◆ Entries shown
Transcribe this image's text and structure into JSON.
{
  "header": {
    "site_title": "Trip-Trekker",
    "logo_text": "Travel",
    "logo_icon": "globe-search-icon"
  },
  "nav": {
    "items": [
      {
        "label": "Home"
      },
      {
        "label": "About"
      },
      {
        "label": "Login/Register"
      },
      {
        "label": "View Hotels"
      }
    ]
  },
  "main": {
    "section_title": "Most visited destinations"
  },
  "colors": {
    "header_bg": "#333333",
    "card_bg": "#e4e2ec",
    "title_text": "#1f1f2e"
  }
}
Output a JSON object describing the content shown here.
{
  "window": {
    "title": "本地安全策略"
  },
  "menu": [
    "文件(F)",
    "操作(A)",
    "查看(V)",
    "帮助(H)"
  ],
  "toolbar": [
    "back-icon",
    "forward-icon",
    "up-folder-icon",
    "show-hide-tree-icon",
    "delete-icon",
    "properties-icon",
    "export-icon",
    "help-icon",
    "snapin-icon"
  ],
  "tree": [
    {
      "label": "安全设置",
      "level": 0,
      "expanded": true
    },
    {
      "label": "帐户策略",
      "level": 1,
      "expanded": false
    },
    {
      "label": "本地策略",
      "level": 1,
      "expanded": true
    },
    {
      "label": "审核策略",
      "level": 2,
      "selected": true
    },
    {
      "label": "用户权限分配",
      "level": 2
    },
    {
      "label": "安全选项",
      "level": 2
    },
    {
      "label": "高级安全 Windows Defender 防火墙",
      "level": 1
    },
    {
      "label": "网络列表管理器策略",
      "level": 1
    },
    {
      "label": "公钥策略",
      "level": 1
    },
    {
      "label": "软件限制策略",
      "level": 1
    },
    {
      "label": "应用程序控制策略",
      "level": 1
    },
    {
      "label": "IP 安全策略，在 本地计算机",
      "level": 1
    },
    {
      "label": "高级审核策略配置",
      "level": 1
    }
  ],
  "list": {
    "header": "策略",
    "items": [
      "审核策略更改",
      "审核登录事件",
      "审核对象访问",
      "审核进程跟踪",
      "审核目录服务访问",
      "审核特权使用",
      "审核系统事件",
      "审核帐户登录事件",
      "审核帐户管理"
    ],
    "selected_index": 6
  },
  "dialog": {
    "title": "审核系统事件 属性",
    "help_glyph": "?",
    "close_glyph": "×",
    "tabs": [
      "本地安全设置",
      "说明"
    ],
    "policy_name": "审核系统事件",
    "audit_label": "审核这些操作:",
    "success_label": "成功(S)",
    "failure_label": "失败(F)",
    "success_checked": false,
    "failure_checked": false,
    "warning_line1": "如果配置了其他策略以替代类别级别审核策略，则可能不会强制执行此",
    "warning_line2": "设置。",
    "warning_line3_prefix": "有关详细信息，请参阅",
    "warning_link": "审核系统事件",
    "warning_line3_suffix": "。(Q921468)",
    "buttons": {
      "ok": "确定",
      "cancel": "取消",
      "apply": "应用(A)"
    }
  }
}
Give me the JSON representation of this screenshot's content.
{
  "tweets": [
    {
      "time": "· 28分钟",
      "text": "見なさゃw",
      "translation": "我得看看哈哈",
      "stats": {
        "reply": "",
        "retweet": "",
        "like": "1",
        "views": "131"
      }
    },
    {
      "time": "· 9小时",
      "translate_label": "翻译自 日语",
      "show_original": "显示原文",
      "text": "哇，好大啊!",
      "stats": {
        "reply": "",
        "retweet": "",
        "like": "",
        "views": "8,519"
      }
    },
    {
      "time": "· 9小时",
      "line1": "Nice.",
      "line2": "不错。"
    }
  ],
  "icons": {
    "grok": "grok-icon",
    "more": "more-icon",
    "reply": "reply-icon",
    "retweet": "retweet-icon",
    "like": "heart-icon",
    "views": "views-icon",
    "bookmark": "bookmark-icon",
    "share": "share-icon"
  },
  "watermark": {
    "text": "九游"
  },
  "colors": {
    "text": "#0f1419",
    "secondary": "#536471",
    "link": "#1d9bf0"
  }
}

◆ What this task involves
From the line containing "Give me the" through the closing line of the material above, return every line exactly and omit all others.

◆ Exercise result
Give me the JSON representation of this screenshot's content.
{
  "tweets": [
    {
      "time": "· 28分钟",
      "text": "見なさゃw",
      "translation": "我得看看哈哈",
      "stats": {
        "reply": "",
        "retweet": "",
        "like": "1",
        "views": "131"
      }
    },
    {
      "time": "· 9小时",
      "translate_label": "翻译自 日语",
      "show_original": "显示原文",
      "text": "哇，好大啊!",
      "stats": {
        "reply": "",
        "retweet": "",
        "like": "",
        "views": "8,519"
      }
    },
    {
      "time": "· 9小时",
      "line1": "Nice.",
      "line2": "不错。"
    }
  ],
  "icons": {
    "grok": "grok-icon",
    "more": "more-icon",
    "reply": "reply-icon",
    "retweet": "retweet-icon",
    "like": "heart-icon",
    "views": "views-icon",
    "bookmark": "bookmark-icon",
    "share": "share-icon"
  },
  "watermark": {
    "text": "九游"
  },
  "colors": {
    "text": "#0f1419",
    "secondary": "#536471",
    "link": "#1d9bf0"
  }
}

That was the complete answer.